■ **Challenge**
Locate each line with the string "their" in the listing below and copy it.

■ **Records to use**

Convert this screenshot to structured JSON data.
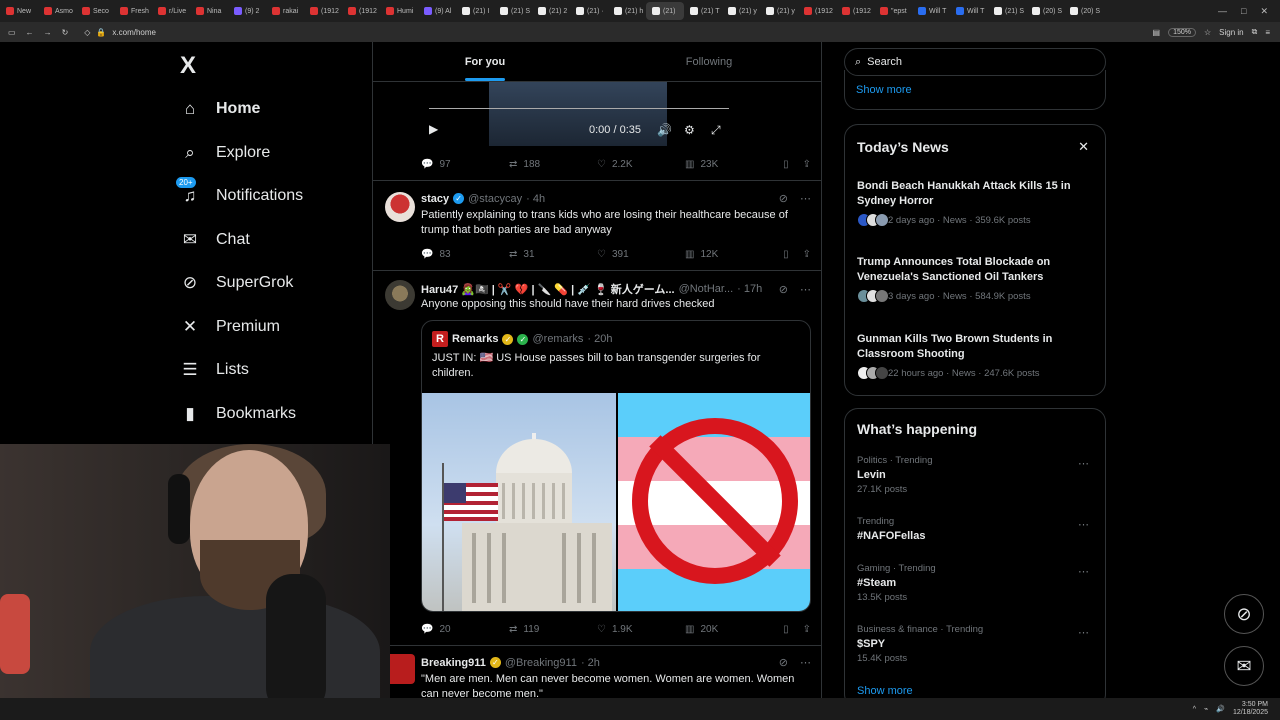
{
  "browser": {
    "tabs": [
      {
        "label": "New",
        "icon": "reddit"
      },
      {
        "label": "Asmo",
        "icon": "reddit"
      },
      {
        "label": "Seco",
        "icon": "reddit"
      },
      {
        "label": "Fresh",
        "icon": "reddit"
      },
      {
        "label": "r/Live",
        "icon": "reddit"
      },
      {
        "label": "Nina",
        "icon": "reddit"
      },
      {
        "label": "(9) 2",
        "icon": "twitch"
      },
      {
        "label": "rakai",
        "icon": "other"
      },
      {
        "label": "(1912",
        "icon": "youtube"
      },
      {
        "label": "(1912",
        "icon": "youtube"
      },
      {
        "label": "Humi",
        "icon": "reddit"
      },
      {
        "label": "(9) Al",
        "icon": "twitch"
      },
      {
        "label": "(21) I",
        "icon": "x"
      },
      {
        "label": "(21) S",
        "icon": "x"
      },
      {
        "label": "(21) 2",
        "icon": "x"
      },
      {
        "label": "(21) ·",
        "icon": "x"
      },
      {
        "label": "(21) h",
        "icon": "x"
      },
      {
        "label": "(21)",
        "icon": "x"
      },
      {
        "label": "(21) T",
        "icon": "x"
      },
      {
        "label": "(21) y",
        "icon": "x"
      },
      {
        "label": "(21) y",
        "icon": "x"
      },
      {
        "label": "(1912",
        "icon": "youtube"
      },
      {
        "label": "(1912",
        "icon": "youtube"
      },
      {
        "label": "\"epst",
        "icon": "youtube"
      },
      {
        "label": "Will T",
        "icon": "bluesky"
      },
      {
        "label": "Will T",
        "icon": "bluesky"
      },
      {
        "label": "(21) S",
        "icon": "x"
      },
      {
        "label": "(20) S",
        "icon": "x"
      },
      {
        "label": "(20) S",
        "icon": "x"
      }
    ],
    "url": "x.com/home",
    "zoom": "150%",
    "sign_in": "Sign in"
  },
  "nav": {
    "logo": "X",
    "items": [
      {
        "label": "Home",
        "icon": "home-icon"
      },
      {
        "label": "Explore",
        "icon": "search-icon"
      },
      {
        "label": "Notifications",
        "icon": "bell-icon",
        "badge": "20+"
      },
      {
        "label": "Chat",
        "icon": "mail-icon"
      },
      {
        "label": "SuperGrok",
        "icon": "grok-icon"
      },
      {
        "label": "Premium",
        "icon": "x-icon"
      },
      {
        "label": "Lists",
        "icon": "list-icon"
      },
      {
        "label": "Bookmarks",
        "icon": "bookmark-icon"
      }
    ]
  },
  "feed": {
    "tabs": [
      "For you",
      "Following"
    ],
    "video": {
      "time": "0:00 / 0:35"
    },
    "video_stats": {
      "replies": "97",
      "reposts": "188",
      "likes": "2.2K",
      "views": "23K"
    },
    "tweets": [
      {
        "name": "stacy",
        "handle": "@stacycay",
        "time": "· 4h",
        "text": "Patiently explaining to trans kids who are losing their healthcare because of trump that both parties are bad anyway",
        "replies": "83",
        "reposts": "31",
        "likes": "391",
        "views": "12K"
      },
      {
        "name": "Haru47 🧟‍♀️🏴‍☠️ | ✂️ 💔 | 🔪 💊 | 💉 🍷 新人ゲーム...",
        "handle": "@NotHar...",
        "time": "· 17h",
        "text": "Anyone opposing this should have their hard drives checked",
        "replies": "20",
        "reposts": "119",
        "likes": "1.9K",
        "views": "20K",
        "quote": {
          "name": "Remarks",
          "handle": "@remarks",
          "time": "· 20h",
          "text": "JUST IN: 🇺🇸 US House passes bill to ban transgender surgeries for children."
        }
      },
      {
        "name": "Breaking911",
        "handle": "@Breaking911",
        "time": "· 2h",
        "text": "\"Men are men. Men can never become women. Women are women. Women can never become men.\""
      }
    ]
  },
  "sidebar": {
    "search_placeholder": "Search",
    "show_more": "Show more",
    "news": {
      "title": "Today’s News",
      "items": [
        {
          "title": "Bondi Beach Hanukkah Attack Kills 15 in Sydney Horror",
          "meta": "2 days ago · News · 359.6K posts"
        },
        {
          "title": "Trump Announces Total Blockade on Venezuela's Sanctioned Oil Tankers",
          "meta": "3 days ago · News · 584.9K posts"
        },
        {
          "title": "Gunman Kills Two Brown Students in Classroom Shooting",
          "meta": "22 hours ago · News · 247.6K posts"
        }
      ]
    },
    "happening": {
      "title": "What’s happening",
      "items": [
        {
          "category": "Politics · Trending",
          "name": "Levin",
          "posts": "27.1K posts"
        },
        {
          "category": "Trending",
          "name": "#NAFOFellas",
          "posts": ""
        },
        {
          "category": "Gaming · Trending",
          "name": "#Steam",
          "posts": "13.5K posts"
        },
        {
          "category": "Business & finance · Trending",
          "name": "$SPY",
          "posts": "15.4K posts"
        }
      ],
      "show_more": "Show more"
    }
  },
  "taskbar": {
    "time": "3:50 PM",
    "date": "12/18/2025"
  },
  "colors": {
    "accent": "#1d9bf0",
    "background": "#000000",
    "border": "#2f3336",
    "muted": "#71767b"
  }
}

■ **Exercise response**
        "text": "Patiently explaining to trans kids who are losing their healthcare because of trump that both parties are bad anyway",
        "text": "Anyone opposing this should have their hard drives checked",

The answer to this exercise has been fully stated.